- STATED GOAL -
Can you write out the records from the line with "J2 pin 1 pad [601,93,615,107]" up to and including the line with "svg-text:R: R [365,281,375,299]", repeating each line exactly and nothing else?

- TASK MATERIAL -
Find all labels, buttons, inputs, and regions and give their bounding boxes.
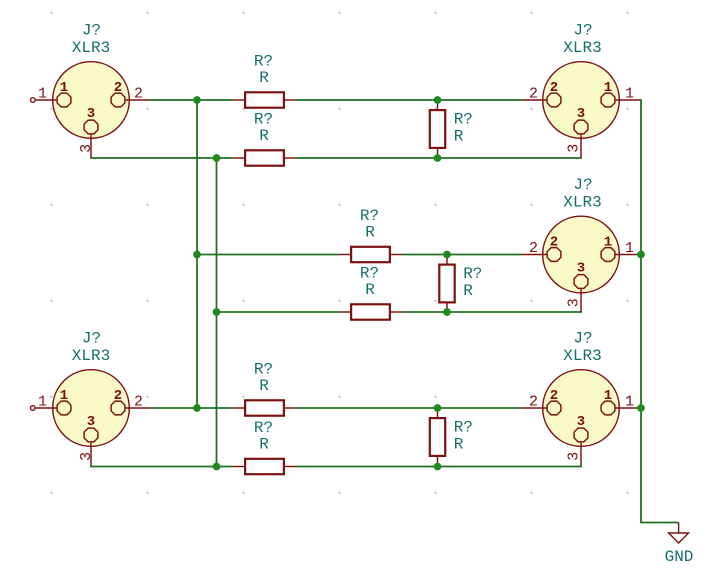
J2 pin 1 pad [601,93,615,107]
svg-text:1: 1 [38,86,47,103]
wire row2 top right segment [402,254,522,256]
J3 body circle [543,216,620,293]
svg-text:J?: J? [573,176,592,194]
svg-text:2: 2 [529,394,538,411]
svg-text:XLR3: XLR3 [563,347,601,365]
R2 right pin stub [285,157,296,159]
svg-text:R: R [365,281,375,299]
J1 pin 1 stub wire [35,99,57,101]
svg-text:2: 2 [529,86,538,103]
svg-text:2: 2 [550,80,558,96]
junction node N11 (437.5,408) [434,404,442,412]
J3 pin 2 stub wire [522,254,547,256]
J5 pin 1 pad [601,401,615,415]
J5 pin 2 pad [547,401,561,415]
connector J3 (XLR3) [522,176,640,311]
connector J4 (XLR3) [31,330,151,465]
svg-text:R?: R? [454,419,473,437]
wire row3 top left segment [150,407,233,409]
R7 body [430,110,445,148]
junction node N8 (216.5,312) [213,308,221,316]
svg-text:R: R [454,128,464,146]
R9 top pin stub [437,408,439,417]
J1 body circle [53,62,130,139]
J4 pin 1 stub wire [35,407,57,409]
svg-text:R: R [259,435,269,453]
svg-text:1: 1 [625,240,634,257]
wire row1 top left segment [150,99,233,101]
resistor R7 (vertical) [430,100,473,158]
svg-text:J?: J? [573,330,592,348]
J1 pin 2 pad [111,93,125,107]
R6 left pin stub [233,466,244,468]
svg-text:J?: J? [573,22,592,40]
junction node N13 (216.5,466.5) [213,463,221,471]
junction node N3 (216.5,158) [213,154,221,162]
svg-text:R: R [259,377,269,395]
junction node N14 (437.5,466.5) [434,463,442,471]
J2 pin 3 stub wire [580,135,582,157]
R5 left pin stub [233,407,244,409]
svg-text:1: 1 [604,80,612,96]
svg-text:3: 3 [565,452,582,461]
R4 body [351,304,390,319]
R8 body [439,265,454,303]
R3 left pin stub [339,254,350,256]
junction node N2 (437.5,100) [434,96,442,104]
J2 pin 1 stub wire [615,99,640,101]
wire row1 top right segment [296,99,522,101]
svg-text:R?: R? [454,111,473,129]
R9 bottom pin stub [437,457,439,467]
junction node N7 (641,254.5) [637,251,645,259]
wire row3 top right segment [296,407,522,409]
junction node N9 (447,312) [443,308,451,316]
J4 body circle [53,370,130,447]
svg-text:XLR3: XLR3 [72,347,110,365]
ground GND symbol [669,523,689,544]
J1 pin 2 stub wire [125,99,150,101]
resistor R5 (horizontal) [233,361,296,416]
resistor R4 (horizontal) [339,265,402,320]
J5 pin 2 stub wire [522,407,547,409]
svg-text:3: 3 [565,298,582,307]
J1 pin 3 pad [84,120,98,134]
svg-text:R: R [259,69,269,87]
svg-text:J?: J? [82,330,101,348]
junction node N12 (641,408) [637,404,645,412]
R4 left pin stub [339,311,350,313]
svg-text:1: 1 [60,80,68,96]
wire row2 top left segment [197,254,339,256]
svg-text:XLR3: XLR3 [72,39,110,57]
wire row1 bottom left segment [91,157,233,159]
R2 left pin stub [233,157,244,159]
J4 pin 1 pad [57,401,71,415]
svg-text:GND: GND [665,548,694,566]
connector J2 (XLR3) [522,22,640,157]
svg-text:3: 3 [565,144,582,153]
resistor R2 (horizontal) [233,111,296,166]
J2 body circle [543,62,620,139]
J3 pin 3 pad [574,275,588,289]
connector J5 (XLR3) [522,330,640,465]
svg-text:2: 2 [550,388,558,404]
R8 bottom pin stub [446,304,448,313]
resistor R6 (horizontal) [233,419,296,474]
R1 right pin stub [285,99,296,101]
resistor R8 (vertical) [439,255,482,313]
J1 pin 1 pad [57,93,71,107]
svg-text:3: 3 [87,106,95,122]
junction node N10 (197,408) [193,404,201,412]
resistor R9 (vertical) [430,408,473,467]
svg-text:XLR3: XLR3 [563,39,601,57]
wire row1 bottom right segment [296,157,581,159]
R1 body [245,92,284,107]
J1 pin 3 stub wire [90,135,92,157]
J2 pin 2 pad [547,93,561,107]
junction node N1 (197,100) [193,96,201,104]
R6 right pin stub [285,466,296,468]
R4 right pin stub [391,311,402,313]
svg-text:J?: J? [82,22,101,40]
svg-text:3: 3 [577,106,585,122]
R8 top pin stub [446,255,448,264]
wire row3 bottom right segment [296,465,581,467]
junction node N6 (447,254.5) [443,251,451,259]
J4 pin 3 pad [84,428,98,442]
resistor R3 (horizontal) [339,207,402,262]
svg-text:3: 3 [78,144,95,153]
wire row2 bottom right segment [402,311,581,313]
svg-text:2: 2 [134,394,143,411]
svg-text:1: 1 [625,86,634,103]
R5 right pin stub [285,407,296,409]
wire GND net right vertical [640,100,679,523]
J3 pin 1 stub wire [615,254,640,256]
svg-text:2: 2 [114,388,122,404]
svg-text:R: R [463,282,473,300]
wire J3 pin1 to GND bus [640,254,641,256]
svg-text:2: 2 [529,240,538,257]
wire row3 bottom left segment [91,465,233,467]
connector J1 (XLR3) [31,22,151,157]
J1 pin 1 unconnected endpoint circle [31,98,36,103]
svg-text:1: 1 [625,394,634,411]
J5 body circle [543,370,620,447]
R5 body [245,400,284,415]
R3 body [351,247,390,262]
J4 pin 1 unconnected endpoint circle [31,406,36,411]
junction node N5 (197,254.5) [193,251,201,259]
J4 pin 3 stub wire [90,443,92,465]
J4 pin 2 pad [111,401,125,415]
svg-text:3: 3 [577,414,585,430]
resistor R1 (horizontal) [233,53,296,108]
wire vertical bus 2 (x=216.5) [216,158,218,467]
J2 pin 3 pad [574,120,588,134]
svg-text:R: R [365,223,375,241]
svg-text:2: 2 [134,86,143,103]
junction node N4 (437.5,158) [434,154,442,162]
J5 pin 3 pad [574,428,588,442]
R7 bottom pin stub [437,149,439,158]
R6 body [245,459,284,474]
svg-text:1: 1 [60,388,68,404]
R9 body [430,418,445,456]
svg-text:R: R [259,127,269,145]
R3 right pin stub [391,254,402,256]
svg-text:R?: R? [463,265,482,283]
svg-text:XLR3: XLR3 [563,194,601,212]
svg-text:3: 3 [78,452,95,461]
wire row2 bottom left segment [217,311,340,313]
svg-text:2: 2 [550,235,558,251]
R7 top pin stub [437,100,439,109]
R1 left pin stub [233,99,244,101]
svg-text:3: 3 [87,414,95,430]
wire J5 pin1 to GND bus [640,407,641,409]
J3 pin 2 pad [547,248,561,262]
svg-text:2: 2 [114,80,122,96]
J4 pin 2 stub wire [125,407,150,409]
J5 pin 1 stub wire [615,407,640,409]
svg-text:1: 1 [38,394,47,411]
J5 pin 3 stub wire [580,443,582,465]
svg-text:R: R [454,436,464,454]
R2 body [245,150,284,165]
J3 pin 1 pad [601,248,615,262]
J2 pin 2 stub wire [522,99,547,101]
svg-text:1: 1 [604,388,612,404]
svg-text:1: 1 [604,235,612,251]
svg-text:3: 3 [577,261,585,277]
J3 pin 3 stub wire [580,289,582,311]
wire vertical bus 1 (x=197) [196,100,198,408]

- OUTPUT FOR THIS TASK -
J2 pin 1 pad [601,93,615,107]
svg-text:1: 1 [38,86,47,103]
wire row2 top right segment [402,254,522,256]
J3 body circle [543,216,620,293]
svg-text:J?: J? [573,176,592,194]
svg-text:2: 2 [529,394,538,411]
svg-text:XLR3: XLR3 [563,347,601,365]
R2 right pin stub [285,157,296,159]
svg-text:R: R [365,281,375,299]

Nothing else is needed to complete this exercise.